GIVEN ENTRIES:
----------

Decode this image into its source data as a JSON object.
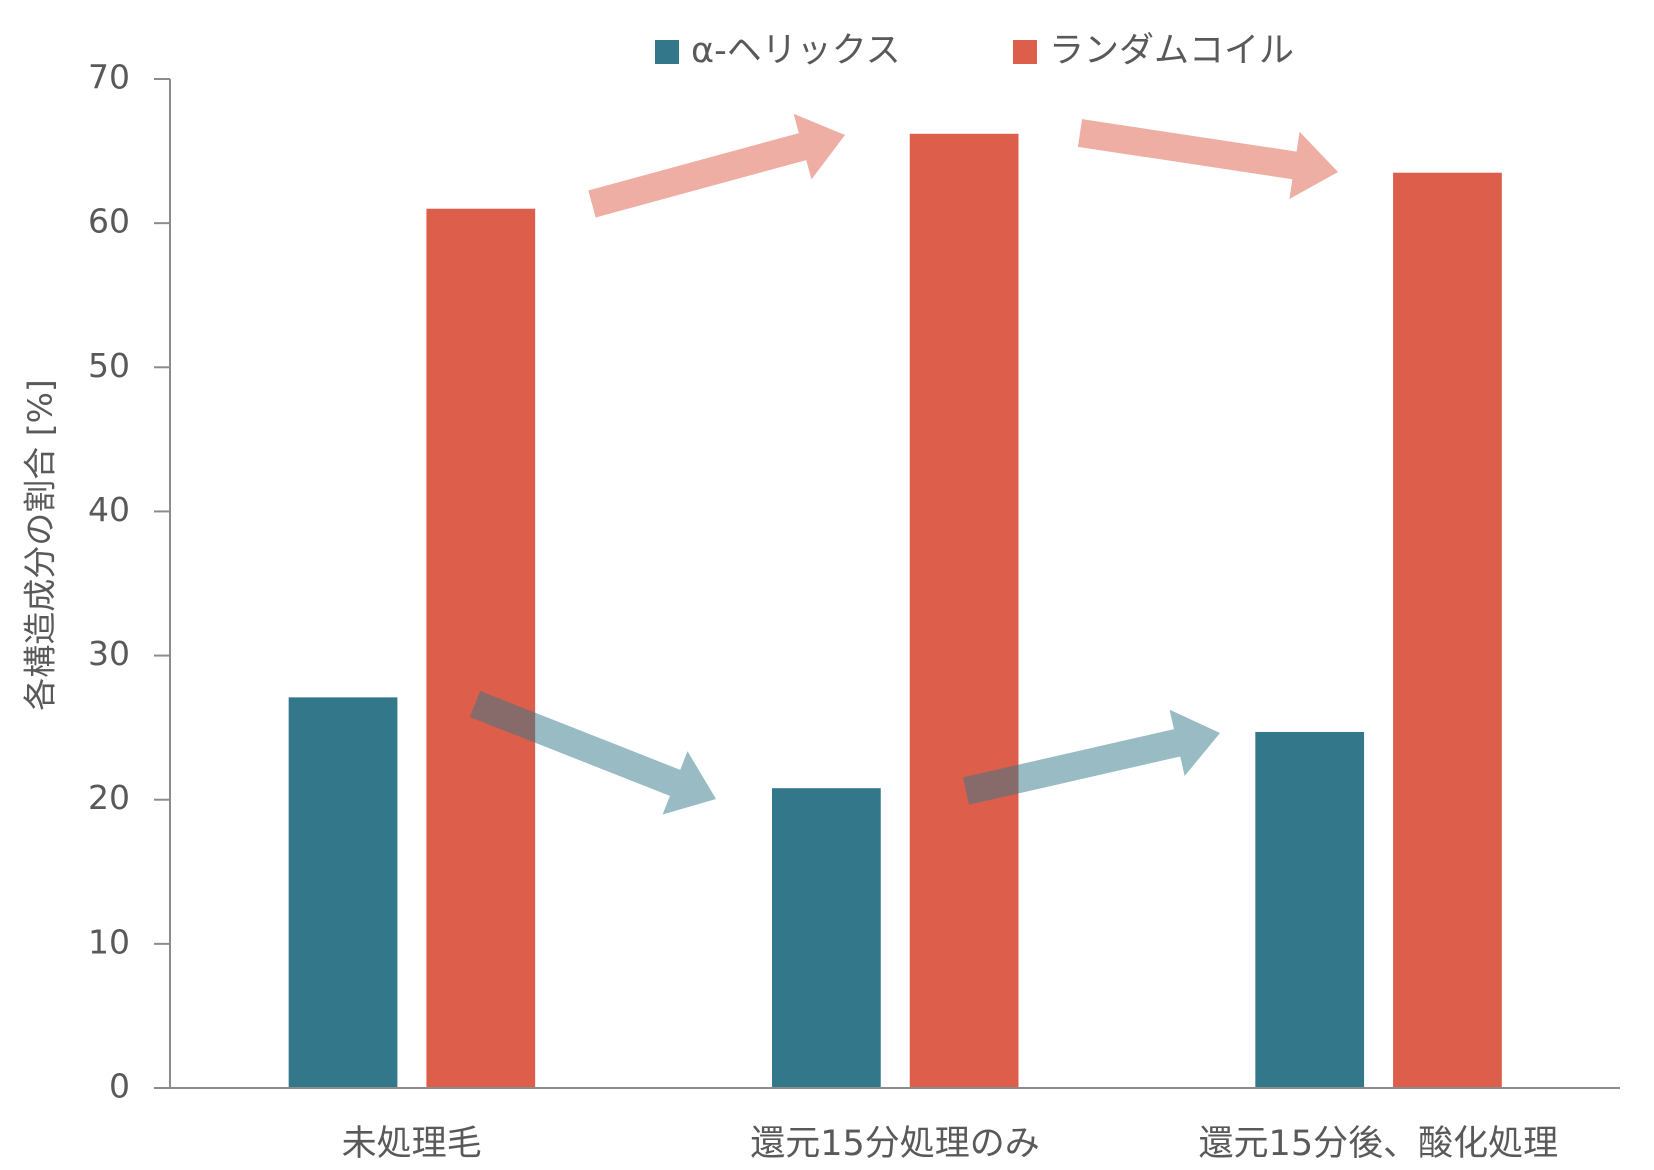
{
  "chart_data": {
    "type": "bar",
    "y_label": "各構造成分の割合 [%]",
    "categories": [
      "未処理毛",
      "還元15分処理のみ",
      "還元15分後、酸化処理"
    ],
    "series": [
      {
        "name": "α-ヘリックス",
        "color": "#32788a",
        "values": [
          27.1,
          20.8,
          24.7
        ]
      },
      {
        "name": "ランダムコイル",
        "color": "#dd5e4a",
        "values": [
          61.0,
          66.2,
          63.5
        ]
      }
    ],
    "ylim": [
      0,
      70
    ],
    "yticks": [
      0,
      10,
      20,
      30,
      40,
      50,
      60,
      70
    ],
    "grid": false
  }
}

----------

Pictures don't belong in the copy. Restate all the entries exactly.

EXERCISE RESPONSE:
Decode this image into its source data as a JSON object.
{
  "chart_data": {
    "type": "bar",
    "y_label": "各構造成分の割合 [%]",
    "categories": [
      "未処理毛",
      "還元15分処理のみ",
      "還元15分後、酸化処理"
    ],
    "series": [
      {
        "name": "α-ヘリックス",
        "color": "#32788a",
        "values": [
          27.1,
          20.8,
          24.7
        ]
      },
      {
        "name": "ランダムコイル",
        "color": "#dd5e4a",
        "values": [
          61.0,
          66.2,
          63.5
        ]
      }
    ],
    "ylim": [
      0,
      70
    ],
    "yticks": [
      0,
      10,
      20,
      30,
      40,
      50,
      60,
      70
    ],
    "grid": false
  }
}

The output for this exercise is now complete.